Records that describe figures
☆ ☆ ☆ ☆ ☆
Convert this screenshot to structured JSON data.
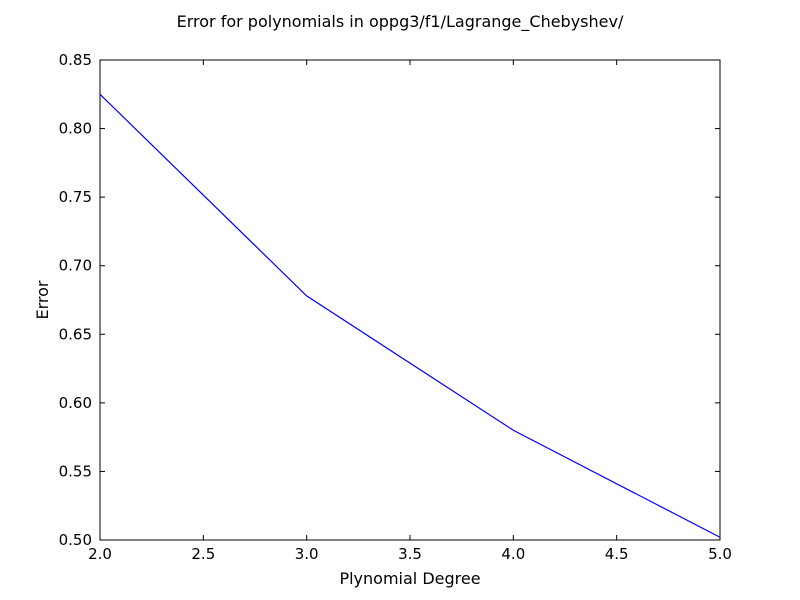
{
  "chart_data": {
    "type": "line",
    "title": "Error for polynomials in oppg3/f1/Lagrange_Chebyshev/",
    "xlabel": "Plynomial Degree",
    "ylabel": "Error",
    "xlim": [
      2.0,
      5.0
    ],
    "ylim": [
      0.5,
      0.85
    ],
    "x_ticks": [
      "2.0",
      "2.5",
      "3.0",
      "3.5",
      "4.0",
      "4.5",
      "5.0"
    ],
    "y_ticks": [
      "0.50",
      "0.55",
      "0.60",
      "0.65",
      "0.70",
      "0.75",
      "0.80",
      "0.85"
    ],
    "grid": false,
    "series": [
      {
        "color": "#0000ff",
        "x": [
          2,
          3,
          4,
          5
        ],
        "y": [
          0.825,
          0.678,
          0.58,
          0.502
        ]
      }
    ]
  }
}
☆ ☆ ☆ ☆ ☆
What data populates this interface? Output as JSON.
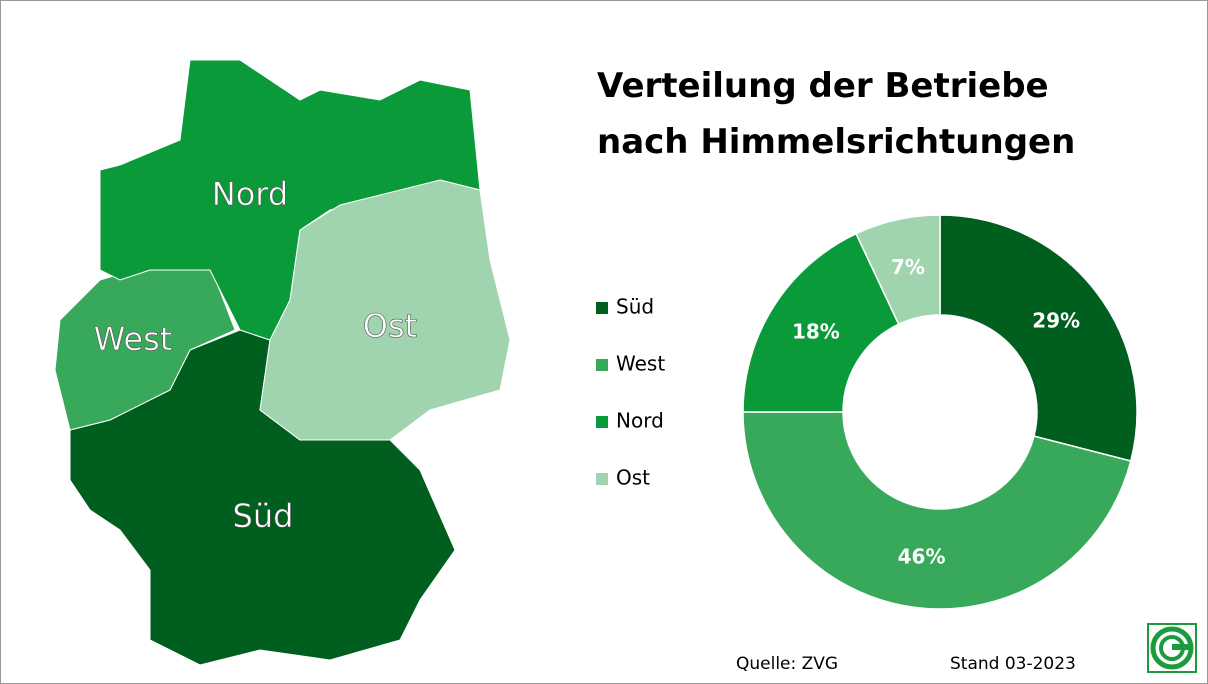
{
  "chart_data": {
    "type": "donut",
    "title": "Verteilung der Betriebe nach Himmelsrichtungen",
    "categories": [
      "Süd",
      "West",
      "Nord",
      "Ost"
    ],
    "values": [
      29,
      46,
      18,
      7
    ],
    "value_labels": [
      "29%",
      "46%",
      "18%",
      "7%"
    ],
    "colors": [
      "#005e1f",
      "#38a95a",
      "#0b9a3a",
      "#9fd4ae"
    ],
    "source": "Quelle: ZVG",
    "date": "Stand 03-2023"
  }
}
☆ ☆ ☆ ☆ ☆
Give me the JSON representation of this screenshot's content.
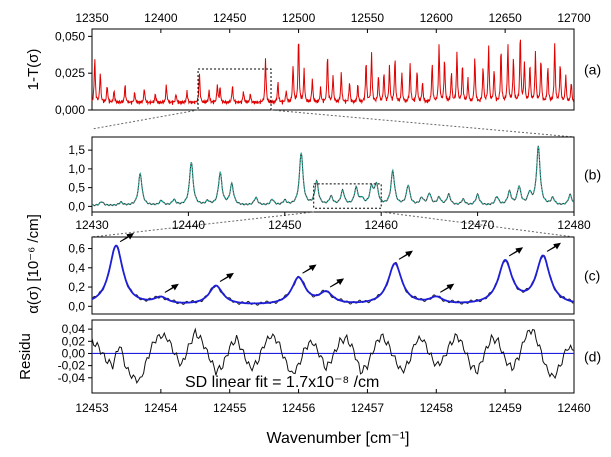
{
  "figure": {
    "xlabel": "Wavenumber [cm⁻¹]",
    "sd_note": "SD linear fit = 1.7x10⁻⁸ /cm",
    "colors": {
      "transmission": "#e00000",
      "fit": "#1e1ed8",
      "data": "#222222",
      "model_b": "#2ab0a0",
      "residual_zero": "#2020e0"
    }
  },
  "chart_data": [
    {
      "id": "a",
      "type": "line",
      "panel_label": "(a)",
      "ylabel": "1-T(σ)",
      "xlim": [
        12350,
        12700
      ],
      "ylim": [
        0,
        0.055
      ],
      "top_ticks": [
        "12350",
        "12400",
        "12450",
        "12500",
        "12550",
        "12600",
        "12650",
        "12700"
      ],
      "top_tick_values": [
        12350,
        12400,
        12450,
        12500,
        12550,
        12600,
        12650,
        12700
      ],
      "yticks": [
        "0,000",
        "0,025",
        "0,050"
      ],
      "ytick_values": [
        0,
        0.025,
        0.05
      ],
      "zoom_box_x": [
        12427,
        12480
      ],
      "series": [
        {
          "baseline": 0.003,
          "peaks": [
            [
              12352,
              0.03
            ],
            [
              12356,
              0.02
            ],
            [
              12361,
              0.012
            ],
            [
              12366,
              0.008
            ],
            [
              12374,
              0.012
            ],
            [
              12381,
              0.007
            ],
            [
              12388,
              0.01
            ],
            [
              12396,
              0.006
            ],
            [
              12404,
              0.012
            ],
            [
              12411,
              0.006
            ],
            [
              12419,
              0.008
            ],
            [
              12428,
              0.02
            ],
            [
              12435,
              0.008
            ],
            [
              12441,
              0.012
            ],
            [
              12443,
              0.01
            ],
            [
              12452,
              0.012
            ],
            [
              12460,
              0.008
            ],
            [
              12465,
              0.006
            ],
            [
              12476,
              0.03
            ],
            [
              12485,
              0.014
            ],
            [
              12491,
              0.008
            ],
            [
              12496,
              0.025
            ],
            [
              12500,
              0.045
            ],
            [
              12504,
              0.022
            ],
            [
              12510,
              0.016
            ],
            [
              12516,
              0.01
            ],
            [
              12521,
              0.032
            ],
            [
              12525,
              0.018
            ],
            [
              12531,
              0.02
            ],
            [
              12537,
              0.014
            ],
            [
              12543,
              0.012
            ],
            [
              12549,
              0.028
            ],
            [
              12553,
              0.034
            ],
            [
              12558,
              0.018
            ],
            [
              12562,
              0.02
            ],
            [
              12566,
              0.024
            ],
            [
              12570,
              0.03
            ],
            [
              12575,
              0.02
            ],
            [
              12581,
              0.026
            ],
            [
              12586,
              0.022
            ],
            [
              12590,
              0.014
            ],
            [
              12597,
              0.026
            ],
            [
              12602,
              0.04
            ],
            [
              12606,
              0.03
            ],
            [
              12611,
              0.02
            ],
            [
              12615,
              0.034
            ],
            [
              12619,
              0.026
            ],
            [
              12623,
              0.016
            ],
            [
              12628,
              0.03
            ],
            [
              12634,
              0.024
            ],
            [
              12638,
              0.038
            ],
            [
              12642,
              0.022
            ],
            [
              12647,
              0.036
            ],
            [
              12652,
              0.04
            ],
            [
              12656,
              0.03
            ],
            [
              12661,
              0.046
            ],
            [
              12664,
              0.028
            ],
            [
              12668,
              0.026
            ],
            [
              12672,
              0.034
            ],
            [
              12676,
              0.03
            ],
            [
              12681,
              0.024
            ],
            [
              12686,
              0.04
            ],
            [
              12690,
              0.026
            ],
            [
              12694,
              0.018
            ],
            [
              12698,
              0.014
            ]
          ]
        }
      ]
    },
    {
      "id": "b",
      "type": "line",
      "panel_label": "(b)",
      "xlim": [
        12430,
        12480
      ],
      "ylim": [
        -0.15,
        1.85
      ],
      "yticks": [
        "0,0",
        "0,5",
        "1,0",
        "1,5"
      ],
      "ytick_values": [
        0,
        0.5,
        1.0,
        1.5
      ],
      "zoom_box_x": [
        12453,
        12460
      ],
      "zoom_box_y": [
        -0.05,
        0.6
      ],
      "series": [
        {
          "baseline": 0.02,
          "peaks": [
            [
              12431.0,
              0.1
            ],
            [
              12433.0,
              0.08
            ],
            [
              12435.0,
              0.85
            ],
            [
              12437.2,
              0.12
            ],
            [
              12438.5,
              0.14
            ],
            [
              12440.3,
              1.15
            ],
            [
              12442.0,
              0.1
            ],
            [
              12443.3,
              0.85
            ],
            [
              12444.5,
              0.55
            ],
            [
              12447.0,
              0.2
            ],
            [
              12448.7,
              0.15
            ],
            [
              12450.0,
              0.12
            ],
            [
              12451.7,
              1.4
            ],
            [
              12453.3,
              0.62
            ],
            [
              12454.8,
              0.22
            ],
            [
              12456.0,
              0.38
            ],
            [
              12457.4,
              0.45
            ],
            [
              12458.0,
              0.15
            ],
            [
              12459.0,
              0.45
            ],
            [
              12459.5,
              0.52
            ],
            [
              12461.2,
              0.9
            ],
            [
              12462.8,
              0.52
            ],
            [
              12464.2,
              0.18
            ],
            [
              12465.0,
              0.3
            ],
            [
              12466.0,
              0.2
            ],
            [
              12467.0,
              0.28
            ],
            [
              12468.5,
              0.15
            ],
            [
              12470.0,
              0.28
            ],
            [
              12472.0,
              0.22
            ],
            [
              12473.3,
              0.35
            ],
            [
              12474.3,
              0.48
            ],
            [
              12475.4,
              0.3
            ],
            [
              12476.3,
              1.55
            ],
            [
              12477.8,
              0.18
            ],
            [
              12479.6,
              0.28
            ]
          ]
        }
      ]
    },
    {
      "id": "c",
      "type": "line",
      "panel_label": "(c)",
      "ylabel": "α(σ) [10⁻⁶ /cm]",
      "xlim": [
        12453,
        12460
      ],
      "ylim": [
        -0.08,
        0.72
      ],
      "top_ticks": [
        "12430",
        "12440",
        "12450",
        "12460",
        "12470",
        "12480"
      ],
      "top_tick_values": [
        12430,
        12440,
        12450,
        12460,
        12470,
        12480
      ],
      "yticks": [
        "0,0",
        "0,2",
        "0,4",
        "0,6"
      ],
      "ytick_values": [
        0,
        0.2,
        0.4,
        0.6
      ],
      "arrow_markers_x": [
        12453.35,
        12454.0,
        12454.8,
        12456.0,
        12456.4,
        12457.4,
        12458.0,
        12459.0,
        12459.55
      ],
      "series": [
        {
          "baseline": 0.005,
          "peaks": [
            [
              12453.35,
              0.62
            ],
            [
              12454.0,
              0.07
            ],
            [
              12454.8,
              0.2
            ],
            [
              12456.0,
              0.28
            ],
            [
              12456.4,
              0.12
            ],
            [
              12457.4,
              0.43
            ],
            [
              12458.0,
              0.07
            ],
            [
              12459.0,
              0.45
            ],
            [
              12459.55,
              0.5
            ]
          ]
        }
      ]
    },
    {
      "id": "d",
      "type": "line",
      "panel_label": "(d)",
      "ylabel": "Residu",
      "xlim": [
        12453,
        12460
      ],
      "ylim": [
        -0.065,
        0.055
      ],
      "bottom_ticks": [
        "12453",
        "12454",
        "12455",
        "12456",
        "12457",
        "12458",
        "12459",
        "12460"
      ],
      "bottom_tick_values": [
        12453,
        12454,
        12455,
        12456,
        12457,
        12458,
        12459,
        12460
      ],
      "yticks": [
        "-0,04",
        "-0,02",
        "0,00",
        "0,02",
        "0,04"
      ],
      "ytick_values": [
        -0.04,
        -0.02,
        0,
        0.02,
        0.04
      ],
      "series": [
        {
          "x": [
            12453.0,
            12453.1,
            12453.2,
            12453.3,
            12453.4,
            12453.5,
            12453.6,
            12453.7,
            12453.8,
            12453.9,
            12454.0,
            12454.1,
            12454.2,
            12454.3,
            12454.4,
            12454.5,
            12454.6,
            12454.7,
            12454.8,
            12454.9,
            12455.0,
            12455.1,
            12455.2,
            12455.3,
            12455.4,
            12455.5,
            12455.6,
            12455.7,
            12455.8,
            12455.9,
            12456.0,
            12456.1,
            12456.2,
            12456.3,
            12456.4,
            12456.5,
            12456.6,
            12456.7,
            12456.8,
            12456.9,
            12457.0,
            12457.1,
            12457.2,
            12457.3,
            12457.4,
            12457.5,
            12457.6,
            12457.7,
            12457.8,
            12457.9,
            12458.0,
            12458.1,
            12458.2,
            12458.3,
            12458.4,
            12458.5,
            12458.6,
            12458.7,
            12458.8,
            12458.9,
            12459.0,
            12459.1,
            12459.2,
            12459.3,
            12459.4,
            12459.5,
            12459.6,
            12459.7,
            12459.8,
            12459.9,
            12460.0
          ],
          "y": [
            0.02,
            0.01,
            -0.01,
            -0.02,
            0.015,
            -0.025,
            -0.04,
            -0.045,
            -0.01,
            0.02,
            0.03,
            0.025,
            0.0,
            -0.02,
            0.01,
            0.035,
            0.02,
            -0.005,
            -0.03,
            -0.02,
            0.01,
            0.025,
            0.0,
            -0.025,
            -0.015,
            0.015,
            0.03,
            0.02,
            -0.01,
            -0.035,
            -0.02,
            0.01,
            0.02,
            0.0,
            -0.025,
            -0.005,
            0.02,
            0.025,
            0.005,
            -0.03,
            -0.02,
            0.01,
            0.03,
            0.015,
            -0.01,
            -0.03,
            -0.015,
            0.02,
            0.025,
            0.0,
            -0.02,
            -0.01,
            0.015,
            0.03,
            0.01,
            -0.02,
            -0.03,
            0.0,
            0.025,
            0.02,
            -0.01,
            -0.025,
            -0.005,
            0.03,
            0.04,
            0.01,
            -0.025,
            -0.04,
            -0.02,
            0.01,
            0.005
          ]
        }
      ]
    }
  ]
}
☆ ☆ ☆ ☆ ☆
Set task: Scan the lines above for "screenshot", then copy every one that has it.

Solution:
Convert this screenshot to structured JSON data.
Give me the JSON representation of this screenshot's content.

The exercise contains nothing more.